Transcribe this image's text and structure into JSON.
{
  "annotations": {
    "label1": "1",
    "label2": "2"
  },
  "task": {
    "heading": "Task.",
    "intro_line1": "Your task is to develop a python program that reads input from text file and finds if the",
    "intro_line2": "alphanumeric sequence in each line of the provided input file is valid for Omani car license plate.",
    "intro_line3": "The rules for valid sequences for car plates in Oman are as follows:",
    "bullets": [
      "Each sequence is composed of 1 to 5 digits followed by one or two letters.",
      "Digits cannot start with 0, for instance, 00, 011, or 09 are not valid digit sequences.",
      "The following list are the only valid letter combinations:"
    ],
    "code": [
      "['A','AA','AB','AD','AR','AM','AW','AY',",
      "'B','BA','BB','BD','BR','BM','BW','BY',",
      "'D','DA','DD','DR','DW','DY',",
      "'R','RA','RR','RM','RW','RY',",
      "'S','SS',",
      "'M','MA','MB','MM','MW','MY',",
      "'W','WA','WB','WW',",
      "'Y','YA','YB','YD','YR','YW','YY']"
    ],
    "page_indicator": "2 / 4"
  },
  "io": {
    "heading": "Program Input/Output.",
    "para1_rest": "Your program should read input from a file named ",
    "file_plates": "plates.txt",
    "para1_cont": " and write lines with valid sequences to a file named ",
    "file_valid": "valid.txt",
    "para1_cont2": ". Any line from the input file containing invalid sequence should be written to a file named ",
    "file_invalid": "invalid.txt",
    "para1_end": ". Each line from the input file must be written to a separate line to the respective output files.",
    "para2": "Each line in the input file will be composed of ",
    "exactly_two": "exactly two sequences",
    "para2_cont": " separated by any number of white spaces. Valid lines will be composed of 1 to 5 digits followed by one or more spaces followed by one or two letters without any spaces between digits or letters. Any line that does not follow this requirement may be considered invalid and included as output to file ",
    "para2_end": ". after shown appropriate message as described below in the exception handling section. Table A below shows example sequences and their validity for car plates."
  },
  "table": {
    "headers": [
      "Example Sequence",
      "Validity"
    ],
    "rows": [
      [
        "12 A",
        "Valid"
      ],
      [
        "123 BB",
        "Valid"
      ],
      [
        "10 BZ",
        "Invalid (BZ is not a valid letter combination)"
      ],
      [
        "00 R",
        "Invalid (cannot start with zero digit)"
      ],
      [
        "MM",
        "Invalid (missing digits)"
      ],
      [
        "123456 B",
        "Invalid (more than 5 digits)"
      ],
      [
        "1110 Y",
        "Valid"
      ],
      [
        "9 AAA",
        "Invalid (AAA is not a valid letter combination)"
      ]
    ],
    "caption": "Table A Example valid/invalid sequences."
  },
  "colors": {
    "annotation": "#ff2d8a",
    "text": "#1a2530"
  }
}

----------

> **Task requirements**:
Word for word, restate all of the data shown above.

> **Result of this exercise**:
Transcribe this image's text and structure into JSON.
{
  "annotations": {
    "label1": "1",
    "label2": "2"
  },
  "task": {
    "heading": "Task.",
    "intro_line1": "Your task is to develop a python program that reads input from text file and finds if the",
    "intro_line2": "alphanumeric sequence in each line of the provided input file is valid for Omani car license plate.",
    "intro_line3": "The rules for valid sequences for car plates in Oman are as follows:",
    "bullets": [
      "Each sequence is composed of 1 to 5 digits followed by one or two letters.",
      "Digits cannot start with 0, for instance, 00, 011, or 09 are not valid digit sequences.",
      "The following list are the only valid letter combinations:"
    ],
    "code": [
      "['A','AA','AB','AD','AR','AM','AW','AY',",
      "'B','BA','BB','BD','BR','BM','BW','BY',",
      "'D','DA','DD','DR','DW','DY',",
      "'R','RA','RR','RM','RW','RY',",
      "'S','SS',",
      "'M','MA','MB','MM','MW','MY',",
      "'W','WA','WB','WW',",
      "'Y','YA','YB','YD','YR','YW','YY']"
    ],
    "page_indicator": "2 / 4"
  },
  "io": {
    "heading": "Program Input/Output.",
    "para1_rest": "Your program should read input from a file named ",
    "file_plates": "plates.txt",
    "para1_cont": " and write lines with valid sequences to a file named ",
    "file_valid": "valid.txt",
    "para1_cont2": ". Any line from the input file containing invalid sequence should be written to a file named ",
    "file_invalid": "invalid.txt",
    "para1_end": ". Each line from the input file must be written to a separate line to the respective output files.",
    "para2": "Each line in the input file will be composed of ",
    "exactly_two": "exactly two sequences",
    "para2_cont": " separated by any number of white spaces. Valid lines will be composed of 1 to 5 digits followed by one or more spaces followed by one or two letters without any spaces between digits or letters. Any line that does not follow this requirement may be considered invalid and included as output to file ",
    "para2_end": ". after shown appropriate message as described below in the exception handling section. Table A below shows example sequences and their validity for car plates."
  },
  "table": {
    "headers": [
      "Example Sequence",
      "Validity"
    ],
    "rows": [
      [
        "12 A",
        "Valid"
      ],
      [
        "123 BB",
        "Valid"
      ],
      [
        "10 BZ",
        "Invalid (BZ is not a valid letter combination)"
      ],
      [
        "00 R",
        "Invalid (cannot start with zero digit)"
      ],
      [
        "MM",
        "Invalid (missing digits)"
      ],
      [
        "123456 B",
        "Invalid (more than 5 digits)"
      ],
      [
        "1110 Y",
        "Valid"
      ],
      [
        "9 AAA",
        "Invalid (AAA is not a valid letter combination)"
      ]
    ],
    "caption": "Table A Example valid/invalid sequences."
  },
  "colors": {
    "annotation": "#ff2d8a",
    "text": "#1a2530"
  }
}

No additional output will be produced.